> Your task
Reproduce the listing below, substituting "sectional drawing" for each occurrence of "sectional view" and leaving everything else unchanged.

═══ Data shown ═══

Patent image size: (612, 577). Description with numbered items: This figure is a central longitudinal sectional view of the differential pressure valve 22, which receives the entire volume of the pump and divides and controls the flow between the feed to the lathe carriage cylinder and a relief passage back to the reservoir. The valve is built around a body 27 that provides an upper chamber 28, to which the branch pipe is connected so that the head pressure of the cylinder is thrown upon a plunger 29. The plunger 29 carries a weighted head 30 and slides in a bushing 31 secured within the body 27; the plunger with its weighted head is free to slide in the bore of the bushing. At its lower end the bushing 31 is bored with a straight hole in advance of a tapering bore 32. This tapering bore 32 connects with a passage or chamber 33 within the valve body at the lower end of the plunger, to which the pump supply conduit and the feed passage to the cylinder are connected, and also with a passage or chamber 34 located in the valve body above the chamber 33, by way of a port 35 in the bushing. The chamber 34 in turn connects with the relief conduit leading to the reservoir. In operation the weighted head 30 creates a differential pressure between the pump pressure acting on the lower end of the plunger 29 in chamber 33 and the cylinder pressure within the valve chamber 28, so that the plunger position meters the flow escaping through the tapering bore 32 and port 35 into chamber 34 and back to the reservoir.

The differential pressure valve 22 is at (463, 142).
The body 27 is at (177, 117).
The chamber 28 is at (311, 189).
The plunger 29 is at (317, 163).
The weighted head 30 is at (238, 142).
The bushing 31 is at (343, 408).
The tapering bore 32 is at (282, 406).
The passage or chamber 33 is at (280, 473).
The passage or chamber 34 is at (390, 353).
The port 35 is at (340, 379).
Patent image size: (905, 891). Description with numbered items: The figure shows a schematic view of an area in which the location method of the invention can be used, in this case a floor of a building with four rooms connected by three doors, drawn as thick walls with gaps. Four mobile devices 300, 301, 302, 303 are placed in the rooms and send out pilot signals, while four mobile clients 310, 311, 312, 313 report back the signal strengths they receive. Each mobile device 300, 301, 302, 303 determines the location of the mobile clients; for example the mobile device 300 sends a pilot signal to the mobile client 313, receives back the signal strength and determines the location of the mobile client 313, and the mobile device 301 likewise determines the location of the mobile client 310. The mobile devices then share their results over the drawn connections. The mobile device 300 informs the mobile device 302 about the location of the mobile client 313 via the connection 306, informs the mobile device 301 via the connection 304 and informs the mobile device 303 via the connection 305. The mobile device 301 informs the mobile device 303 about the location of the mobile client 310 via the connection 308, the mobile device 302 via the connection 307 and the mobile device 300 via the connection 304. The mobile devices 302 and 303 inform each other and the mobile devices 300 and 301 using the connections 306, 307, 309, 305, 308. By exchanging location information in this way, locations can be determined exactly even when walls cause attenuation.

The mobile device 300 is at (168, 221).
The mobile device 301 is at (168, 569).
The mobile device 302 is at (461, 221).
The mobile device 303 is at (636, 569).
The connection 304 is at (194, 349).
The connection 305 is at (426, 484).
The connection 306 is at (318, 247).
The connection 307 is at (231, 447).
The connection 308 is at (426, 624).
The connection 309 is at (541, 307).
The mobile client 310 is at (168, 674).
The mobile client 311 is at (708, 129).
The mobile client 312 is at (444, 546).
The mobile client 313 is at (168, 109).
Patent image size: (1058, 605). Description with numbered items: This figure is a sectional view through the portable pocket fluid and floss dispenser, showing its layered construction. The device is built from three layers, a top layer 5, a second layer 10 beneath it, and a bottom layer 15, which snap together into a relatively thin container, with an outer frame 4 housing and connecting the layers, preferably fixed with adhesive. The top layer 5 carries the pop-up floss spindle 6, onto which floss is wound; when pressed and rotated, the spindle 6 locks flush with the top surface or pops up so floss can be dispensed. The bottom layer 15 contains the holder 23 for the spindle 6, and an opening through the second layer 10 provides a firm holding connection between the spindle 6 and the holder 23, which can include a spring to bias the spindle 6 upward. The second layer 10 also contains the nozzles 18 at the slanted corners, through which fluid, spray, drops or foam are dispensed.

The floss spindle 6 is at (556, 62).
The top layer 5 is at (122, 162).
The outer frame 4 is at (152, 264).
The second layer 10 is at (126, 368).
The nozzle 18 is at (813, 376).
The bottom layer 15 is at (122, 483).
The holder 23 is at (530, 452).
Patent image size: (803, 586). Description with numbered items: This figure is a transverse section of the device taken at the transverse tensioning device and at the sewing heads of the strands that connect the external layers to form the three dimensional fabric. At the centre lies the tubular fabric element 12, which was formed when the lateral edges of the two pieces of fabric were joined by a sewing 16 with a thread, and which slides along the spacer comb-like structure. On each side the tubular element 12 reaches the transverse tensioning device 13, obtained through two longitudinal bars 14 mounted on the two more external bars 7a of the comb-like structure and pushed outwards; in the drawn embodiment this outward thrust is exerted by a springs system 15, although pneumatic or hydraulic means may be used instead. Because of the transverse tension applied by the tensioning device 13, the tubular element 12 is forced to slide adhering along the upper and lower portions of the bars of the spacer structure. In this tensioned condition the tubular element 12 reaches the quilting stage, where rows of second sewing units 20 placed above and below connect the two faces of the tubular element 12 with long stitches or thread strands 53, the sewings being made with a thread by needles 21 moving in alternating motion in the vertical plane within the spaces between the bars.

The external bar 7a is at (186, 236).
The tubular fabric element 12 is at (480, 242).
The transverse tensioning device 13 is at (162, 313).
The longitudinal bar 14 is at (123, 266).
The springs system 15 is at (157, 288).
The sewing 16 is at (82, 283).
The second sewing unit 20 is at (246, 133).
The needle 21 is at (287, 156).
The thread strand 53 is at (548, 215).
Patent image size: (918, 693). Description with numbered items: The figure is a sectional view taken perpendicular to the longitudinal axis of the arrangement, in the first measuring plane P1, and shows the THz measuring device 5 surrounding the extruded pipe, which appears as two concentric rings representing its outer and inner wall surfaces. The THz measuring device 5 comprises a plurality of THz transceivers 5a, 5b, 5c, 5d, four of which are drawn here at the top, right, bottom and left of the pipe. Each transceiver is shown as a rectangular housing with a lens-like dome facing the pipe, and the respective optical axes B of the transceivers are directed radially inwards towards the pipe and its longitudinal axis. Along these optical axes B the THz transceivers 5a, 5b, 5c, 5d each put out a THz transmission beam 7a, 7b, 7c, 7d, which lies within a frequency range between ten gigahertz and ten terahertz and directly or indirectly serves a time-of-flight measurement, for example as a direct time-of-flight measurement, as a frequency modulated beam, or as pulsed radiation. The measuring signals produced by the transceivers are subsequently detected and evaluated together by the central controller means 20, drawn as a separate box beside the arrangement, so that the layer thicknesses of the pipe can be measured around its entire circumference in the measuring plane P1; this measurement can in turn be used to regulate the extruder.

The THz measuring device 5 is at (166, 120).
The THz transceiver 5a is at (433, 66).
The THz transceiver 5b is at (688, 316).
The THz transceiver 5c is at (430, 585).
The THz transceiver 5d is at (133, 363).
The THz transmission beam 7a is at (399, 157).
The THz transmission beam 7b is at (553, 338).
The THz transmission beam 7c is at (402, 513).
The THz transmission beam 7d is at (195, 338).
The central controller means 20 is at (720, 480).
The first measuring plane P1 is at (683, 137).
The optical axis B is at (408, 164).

═══

> Task result
Patent image size: (612, 577). Description with numbered items: This figure is a central longitudinal sectional drawing of the differential pressure valve 22, which receives the entire volume of the pump and divides and controls the flow between the feed to the lathe carriage cylinder and a relief passage back to the reservoir. The valve is built around a body 27 that provides an upper chamber 28, to which the branch pipe is connected so that the head pressure of the cylinder is thrown upon a plunger 29. The plunger 29 carries a weighted head 30 and slides in a bushing 31 secured within the body 27; the plunger with its weighted head is free to slide in the bore of the bushing. At its lower end the bushing 31 is bored with a straight hole in advance of a tapering bore 32. This tapering bore 32 connects with a passage or chamber 33 within the valve body at the lower end of the plunger, to which the pump supply conduit and the feed passage to the cylinder are connected, and also with a passage or chamber 34 located in the valve body above the chamber 33, by way of a port 35 in the bushing. The chamber 34 in turn connects with the relief conduit leading to the reservoir. In operation the weighted head 30 creates a differential pressure between the pump pressure acting on the lower end of the plunger 29 in chamber 33 and the cylinder pressure within the valve chamber 28, so that the plunger position meters the flow escaping through the tapering bore 32 and port 35 into chamber 34 and back to the reservoir.

The differential pressure valve 22 is at (463, 142).
The body 27 is at (177, 117).
The chamber 28 is at (311, 189).
The plunger 29 is at (317, 163).
The weighted head 30 is at (238, 142).
The bushing 31 is at (343, 408).
The tapering bore 32 is at (282, 406).
The passage or chamber 33 is at (280, 473).
The passage or chamber 34 is at (390, 353).
The port 35 is at (340, 379).
Patent image size: (905, 891). Description with numbered items: The figure shows a schematic view of an area in which the location method of the invention can be used, in this case a floor of a building with four rooms connected by three doors, drawn as thick walls with gaps. Four mobile devices 300, 301, 302, 303 are placed in the rooms and send out pilot signals, while four mobile clients 310, 311, 312, 313 report back the signal strengths they receive. Each mobile device 300, 301, 302, 303 determines the location of the mobile clients; for example the mobile device 300 sends a pilot signal to the mobile client 313, receives back the signal strength and determines the location of the mobile client 313, and the mobile device 301 likewise determines the location of the mobile client 310. The mobile devices then share their results over the drawn connections. The mobile device 300 informs the mobile device 302 about the location of the mobile client 313 via the connection 306, informs the mobile device 301 via the connection 304 and informs the mobile device 303 via the connection 305. The mobile device 301 informs the mobile device 303 about the location of the mobile client 310 via the connection 308, the mobile device 302 via the connection 307 and the mobile device 300 via the connection 304. The mobile devices 302 and 303 inform each other and the mobile devices 300 and 301 using the connections 306, 307, 309, 305, 308. By exchanging location information in this way, locations can be determined exactly even when walls cause attenuation.

The mobile device 300 is at (168, 221).
The mobile device 301 is at (168, 569).
The mobile device 302 is at (461, 221).
The mobile device 303 is at (636, 569).
The connection 304 is at (194, 349).
The connection 305 is at (426, 484).
The connection 306 is at (318, 247).
The connection 307 is at (231, 447).
The connection 308 is at (426, 624).
The connection 309 is at (541, 307).
The mobile client 310 is at (168, 674).
The mobile client 311 is at (708, 129).
The mobile client 312 is at (444, 546).
The mobile client 313 is at (168, 109).
Patent image size: (1058, 605). Description with numbered items: This figure is a sectional drawing through the portable pocket fluid and floss dispenser, showing its layered construction. The device is built from three layers, a top layer 5, a second layer 10 beneath it, and a bottom layer 15, which snap together into a relatively thin container, with an outer frame 4 housing and connecting the layers, preferably fixed with adhesive. The top layer 5 carries the pop-up floss spindle 6, onto which floss is wound; when pressed and rotated, the spindle 6 locks flush with the top surface or pops up so floss can be dispensed. The bottom layer 15 contains the holder 23 for the spindle 6, and an opening through the second layer 10 provides a firm holding connection between the spindle 6 and the holder 23, which can include a spring to bias the spindle 6 upward. The second layer 10 also contains the nozzles 18 at the slanted corners, through which fluid, spray, drops or foam are dispensed.

The floss spindle 6 is at (556, 62).
The top layer 5 is at (122, 162).
The outer frame 4 is at (152, 264).
The second layer 10 is at (126, 368).
The nozzle 18 is at (813, 376).
The bottom layer 15 is at (122, 483).
The holder 23 is at (530, 452).
Patent image size: (803, 586). Description with numbered items: This figure is a transverse section of the device taken at the transverse tensioning device and at the sewing heads of the strands that connect the external layers to form the three dimensional fabric. At the centre lies the tubular fabric element 12, which was formed when the lateral edges of the two pieces of fabric were joined by a sewing 16 with a thread, and which slides along the spacer comb-like structure. On each side the tubular element 12 reaches the transverse tensioning device 13, obtained through two longitudinal bars 14 mounted on the two more external bars 7a of the comb-like structure and pushed outwards; in the drawn embodiment this outward thrust is exerted by a springs system 15, although pneumatic or hydraulic means may be used instead. Because of the transverse tension applied by the tensioning device 13, the tubular element 12 is forced to slide adhering along the upper and lower portions of the bars of the spacer structure. In this tensioned condition the tubular element 12 reaches the quilting stage, where rows of second sewing units 20 placed above and below connect the two faces of the tubular element 12 with long stitches or thread strands 53, the sewings being made with a thread by needles 21 moving in alternating motion in the vertical plane within the spaces between the bars.

The external bar 7a is at (186, 236).
The tubular fabric element 12 is at (480, 242).
The transverse tensioning device 13 is at (162, 313).
The longitudinal bar 14 is at (123, 266).
The springs system 15 is at (157, 288).
The sewing 16 is at (82, 283).
The second sewing unit 20 is at (246, 133).
The needle 21 is at (287, 156).
The thread strand 53 is at (548, 215).
Patent image size: (918, 693). Description with numbered items: The figure is a sectional drawing taken perpendicular to the longitudinal axis of the arrangement, in the first measuring plane P1, and shows the THz measuring device 5 surrounding the extruded pipe, which appears as two concentric rings representing its outer and inner wall surfaces. The THz measuring device 5 comprises a plurality of THz transceivers 5a, 5b, 5c, 5d, four of which are drawn here at the top, right, bottom and left of the pipe. Each transceiver is shown as a rectangular housing with a lens-like dome facing the pipe, and the respective optical axes B of the transceivers are directed radially inwards towards the pipe and its longitudinal axis. Along these optical axes B the THz transceivers 5a, 5b, 5c, 5d each put out a THz transmission beam 7a, 7b, 7c, 7d, which lies within a frequency range between ten gigahertz and ten terahertz and directly or indirectly serves a time-of-flight measurement, for example as a direct time-of-flight measurement, as a frequency modulated beam, or as pulsed radiation. The measuring signals produced by the transceivers are subsequently detected and evaluated together by the central controller means 20, drawn as a separate box beside the arrangement, so that the layer thicknesses of the pipe can be measured around its entire circumference in the measuring plane P1; this measurement can in turn be used to regulate the extruder.

The THz measuring device 5 is at (166, 120).
The THz transceiver 5a is at (433, 66).
The THz transceiver 5b is at (688, 316).
The THz transceiver 5c is at (430, 585).
The THz transceiver 5d is at (133, 363).
The THz transmission beam 7a is at (399, 157).
The THz transmission beam 7b is at (553, 338).
The THz transmission beam 7c is at (402, 513).
The THz transmission beam 7d is at (195, 338).
The central controller means 20 is at (720, 480).
The first measuring plane P1 is at (683, 137).
The optical axis B is at (408, 164).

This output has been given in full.